## DATA EXCERPTS
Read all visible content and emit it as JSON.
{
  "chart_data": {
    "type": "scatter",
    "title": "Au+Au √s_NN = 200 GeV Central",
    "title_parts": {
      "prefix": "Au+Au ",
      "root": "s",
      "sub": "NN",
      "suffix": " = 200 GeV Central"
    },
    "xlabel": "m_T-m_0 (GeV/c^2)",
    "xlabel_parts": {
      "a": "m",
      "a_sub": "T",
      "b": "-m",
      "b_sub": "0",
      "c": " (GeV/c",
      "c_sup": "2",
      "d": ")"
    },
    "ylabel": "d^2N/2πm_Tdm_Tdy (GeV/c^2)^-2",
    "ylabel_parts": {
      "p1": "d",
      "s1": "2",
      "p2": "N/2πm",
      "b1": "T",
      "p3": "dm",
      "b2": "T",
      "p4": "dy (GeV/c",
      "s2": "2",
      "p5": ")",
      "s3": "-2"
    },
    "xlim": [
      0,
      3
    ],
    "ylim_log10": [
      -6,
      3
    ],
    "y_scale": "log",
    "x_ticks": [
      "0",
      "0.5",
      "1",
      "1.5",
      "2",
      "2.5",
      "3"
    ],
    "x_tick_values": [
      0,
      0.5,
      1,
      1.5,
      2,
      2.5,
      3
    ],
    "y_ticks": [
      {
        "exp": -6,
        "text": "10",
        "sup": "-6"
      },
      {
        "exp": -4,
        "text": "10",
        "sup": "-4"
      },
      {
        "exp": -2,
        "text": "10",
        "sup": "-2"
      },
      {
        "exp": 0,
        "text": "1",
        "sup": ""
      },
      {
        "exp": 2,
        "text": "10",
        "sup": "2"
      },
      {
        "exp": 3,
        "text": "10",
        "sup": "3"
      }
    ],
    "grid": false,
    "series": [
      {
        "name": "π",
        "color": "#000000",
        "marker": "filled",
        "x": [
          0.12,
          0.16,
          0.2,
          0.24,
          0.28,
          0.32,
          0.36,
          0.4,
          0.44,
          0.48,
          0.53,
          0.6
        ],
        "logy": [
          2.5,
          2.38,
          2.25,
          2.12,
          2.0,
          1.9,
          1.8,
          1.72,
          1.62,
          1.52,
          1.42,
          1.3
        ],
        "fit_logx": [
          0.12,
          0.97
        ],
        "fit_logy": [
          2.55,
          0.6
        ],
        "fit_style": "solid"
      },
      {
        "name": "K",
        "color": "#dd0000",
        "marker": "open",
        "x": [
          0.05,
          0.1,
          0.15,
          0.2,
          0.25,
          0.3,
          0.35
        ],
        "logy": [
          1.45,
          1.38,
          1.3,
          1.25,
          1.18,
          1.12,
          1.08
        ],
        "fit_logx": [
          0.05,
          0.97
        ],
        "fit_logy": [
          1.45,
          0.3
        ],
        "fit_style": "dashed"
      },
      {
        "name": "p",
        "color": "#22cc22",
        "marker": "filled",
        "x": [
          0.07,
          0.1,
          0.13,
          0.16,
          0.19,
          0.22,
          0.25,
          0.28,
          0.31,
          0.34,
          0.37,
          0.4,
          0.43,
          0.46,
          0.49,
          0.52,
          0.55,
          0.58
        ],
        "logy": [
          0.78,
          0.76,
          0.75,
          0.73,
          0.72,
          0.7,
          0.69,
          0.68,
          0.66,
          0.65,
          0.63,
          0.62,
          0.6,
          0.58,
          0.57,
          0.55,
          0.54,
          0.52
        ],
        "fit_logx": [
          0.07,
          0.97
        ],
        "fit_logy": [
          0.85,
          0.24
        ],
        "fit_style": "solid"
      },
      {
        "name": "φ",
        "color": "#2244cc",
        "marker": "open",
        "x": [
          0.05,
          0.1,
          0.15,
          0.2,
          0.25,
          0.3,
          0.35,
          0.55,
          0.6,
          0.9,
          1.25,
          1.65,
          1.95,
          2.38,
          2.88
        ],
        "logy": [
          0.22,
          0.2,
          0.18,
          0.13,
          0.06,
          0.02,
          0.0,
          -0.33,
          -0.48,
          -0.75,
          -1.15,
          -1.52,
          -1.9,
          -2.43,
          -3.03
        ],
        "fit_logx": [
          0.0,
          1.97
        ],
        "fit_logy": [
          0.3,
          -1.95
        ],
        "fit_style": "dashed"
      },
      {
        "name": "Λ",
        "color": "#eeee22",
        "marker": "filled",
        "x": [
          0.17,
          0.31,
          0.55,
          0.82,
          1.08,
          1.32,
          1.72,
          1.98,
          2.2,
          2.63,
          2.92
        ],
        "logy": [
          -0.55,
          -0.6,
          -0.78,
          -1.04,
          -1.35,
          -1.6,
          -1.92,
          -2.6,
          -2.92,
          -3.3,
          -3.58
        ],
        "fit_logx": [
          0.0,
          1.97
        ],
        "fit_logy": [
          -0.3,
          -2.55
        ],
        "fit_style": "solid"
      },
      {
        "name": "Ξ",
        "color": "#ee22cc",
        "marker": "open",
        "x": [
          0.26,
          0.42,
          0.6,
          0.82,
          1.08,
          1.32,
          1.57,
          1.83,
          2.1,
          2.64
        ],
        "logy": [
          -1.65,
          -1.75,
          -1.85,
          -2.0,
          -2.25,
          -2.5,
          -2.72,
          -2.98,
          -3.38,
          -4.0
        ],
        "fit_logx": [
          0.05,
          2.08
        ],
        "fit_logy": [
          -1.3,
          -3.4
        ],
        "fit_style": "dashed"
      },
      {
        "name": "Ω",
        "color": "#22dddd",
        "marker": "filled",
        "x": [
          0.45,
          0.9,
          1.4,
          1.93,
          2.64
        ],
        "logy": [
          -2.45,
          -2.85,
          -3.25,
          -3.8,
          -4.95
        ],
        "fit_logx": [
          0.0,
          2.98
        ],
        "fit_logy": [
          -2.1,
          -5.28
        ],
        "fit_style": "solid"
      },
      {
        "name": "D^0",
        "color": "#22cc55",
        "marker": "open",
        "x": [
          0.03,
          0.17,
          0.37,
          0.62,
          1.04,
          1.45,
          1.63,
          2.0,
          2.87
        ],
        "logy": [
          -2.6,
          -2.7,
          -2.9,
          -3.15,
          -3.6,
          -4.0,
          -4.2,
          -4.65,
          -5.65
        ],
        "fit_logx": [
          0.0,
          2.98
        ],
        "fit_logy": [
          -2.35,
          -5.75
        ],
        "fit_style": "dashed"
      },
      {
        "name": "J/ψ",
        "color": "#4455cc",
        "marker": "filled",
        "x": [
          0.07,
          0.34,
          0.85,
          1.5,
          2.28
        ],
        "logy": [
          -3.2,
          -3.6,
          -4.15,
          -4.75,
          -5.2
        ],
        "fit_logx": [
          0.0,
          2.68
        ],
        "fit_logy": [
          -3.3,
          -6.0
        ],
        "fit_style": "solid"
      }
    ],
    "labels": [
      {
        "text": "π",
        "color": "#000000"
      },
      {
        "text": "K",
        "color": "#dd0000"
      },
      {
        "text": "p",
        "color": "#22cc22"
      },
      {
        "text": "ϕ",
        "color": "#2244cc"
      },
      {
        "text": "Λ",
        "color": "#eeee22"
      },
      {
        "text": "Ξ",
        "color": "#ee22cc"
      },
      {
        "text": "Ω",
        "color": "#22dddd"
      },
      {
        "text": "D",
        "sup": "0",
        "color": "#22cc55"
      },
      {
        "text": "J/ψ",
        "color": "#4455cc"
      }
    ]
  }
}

## EXERCISE DIRECTIONS
Copy down every line of the entries containing the word "name".

## WRITTEN SOLUTION
        "name": "π",
        "name": "K",
        "name": "p",
        "name": "φ",
        "name": "Λ",
        "name": "Ξ",
        "name": "Ω",
        "name": "D^0",
        "name": "J/ψ",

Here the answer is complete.